For the word "Interesse", state how many lines of the data include it. Respond with the number only.

*** Opening of Data supplied ***

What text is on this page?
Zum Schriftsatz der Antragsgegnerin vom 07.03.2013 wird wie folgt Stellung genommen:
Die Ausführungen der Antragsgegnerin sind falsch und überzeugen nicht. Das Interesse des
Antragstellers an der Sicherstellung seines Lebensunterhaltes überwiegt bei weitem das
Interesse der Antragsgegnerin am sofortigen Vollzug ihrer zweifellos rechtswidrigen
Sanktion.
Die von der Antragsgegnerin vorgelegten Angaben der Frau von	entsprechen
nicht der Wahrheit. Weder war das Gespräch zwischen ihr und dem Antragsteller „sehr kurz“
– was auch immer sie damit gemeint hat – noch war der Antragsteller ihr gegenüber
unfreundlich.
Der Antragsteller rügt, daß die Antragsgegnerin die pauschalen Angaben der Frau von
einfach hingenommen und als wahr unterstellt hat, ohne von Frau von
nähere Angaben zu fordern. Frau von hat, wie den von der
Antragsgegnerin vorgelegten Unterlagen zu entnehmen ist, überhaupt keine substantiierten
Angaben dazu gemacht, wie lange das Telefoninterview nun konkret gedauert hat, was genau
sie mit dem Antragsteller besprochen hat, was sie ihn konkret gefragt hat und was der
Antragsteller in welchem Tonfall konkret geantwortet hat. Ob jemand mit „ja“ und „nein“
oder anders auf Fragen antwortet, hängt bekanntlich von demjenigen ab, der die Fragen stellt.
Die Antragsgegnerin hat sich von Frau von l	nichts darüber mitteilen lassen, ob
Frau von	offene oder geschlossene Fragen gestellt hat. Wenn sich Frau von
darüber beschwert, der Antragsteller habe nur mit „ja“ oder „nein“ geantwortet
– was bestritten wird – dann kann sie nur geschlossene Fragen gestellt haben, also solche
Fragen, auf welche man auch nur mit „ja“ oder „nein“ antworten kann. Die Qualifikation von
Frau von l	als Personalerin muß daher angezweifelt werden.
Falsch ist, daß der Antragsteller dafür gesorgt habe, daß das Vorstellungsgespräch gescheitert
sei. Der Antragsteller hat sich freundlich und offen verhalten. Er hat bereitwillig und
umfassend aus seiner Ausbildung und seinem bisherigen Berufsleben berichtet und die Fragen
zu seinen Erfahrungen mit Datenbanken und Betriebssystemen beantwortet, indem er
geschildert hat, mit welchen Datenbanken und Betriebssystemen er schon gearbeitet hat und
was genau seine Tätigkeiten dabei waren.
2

*** Close of Data supplied ***

*Task solution*
2